### ENTRIES PROVIDED:
start

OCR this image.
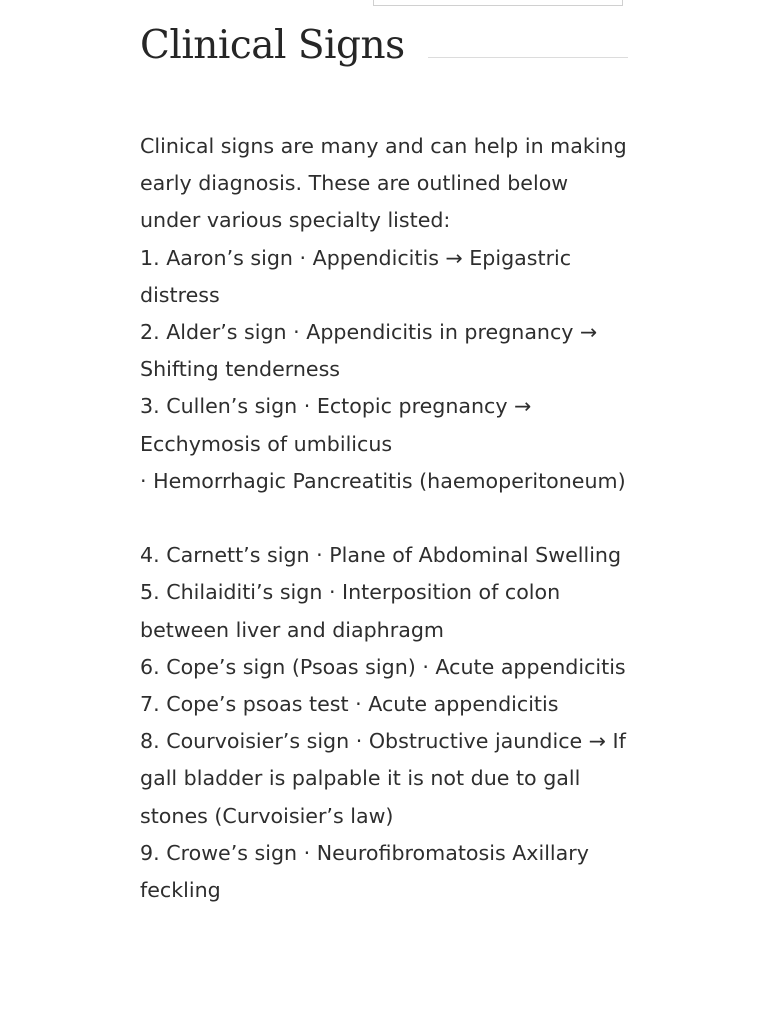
Clinical Signs

Clinical signs are many and can help in making early diagnosis. These are outlined below under various specialty listed:

1. Aaron’s sign · Appendicitis → Epigastric distress

2. Alder’s sign · Appendicitis in pregnancy → Shifting tenderness

3. Cullen’s sign · Ectopic pregnancy → Ecchymosis of umbilicus

· Hemorrhagic Pancreatitis (haemoperitoneum)

4. Carnett’s sign · Plane of Abdominal Swelling

5. Chilaiditi’s sign · Interposition of colon between liver and diaphragm

6. Cope’s sign (Psoas sign) · Acute appendicitis

7. Cope’s psoas test · Acute appendicitis

8. Courvoisier’s sign · Obstructive jaundice → If gall bladder is palpable it is not due to gall stones (Curvoisier’s law)

9. Crowe’s sign · Neurofibromatosis Axillary feckling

end

### EXERCISE PROMPT:
Go through the listing above and quote it exactly, apart from its images.

### FULL RESPONSE:
OCR this image.
Clinical Signs

Clinical signs are many and can help in making early diagnosis. These are outlined below under various specialty listed:

1. Aaron’s sign · Appendicitis → Epigastric distress

2. Alder’s sign · Appendicitis in pregnancy → Shifting tenderness

3. Cullen’s sign · Ectopic pregnancy → Ecchymosis of umbilicus

· Hemorrhagic Pancreatitis (haemoperitoneum)

4. Carnett’s sign · Plane of Abdominal Swelling

5. Chilaiditi’s sign · Interposition of colon between liver and diaphragm

6. Cope’s sign (Psoas sign) · Acute appendicitis

7. Cope’s psoas test · Acute appendicitis

8. Courvoisier’s sign · Obstructive jaundice → If gall bladder is palpable it is not due to gall stones (Curvoisier’s law)

9. Crowe’s sign · Neurofibromatosis Axillary feckling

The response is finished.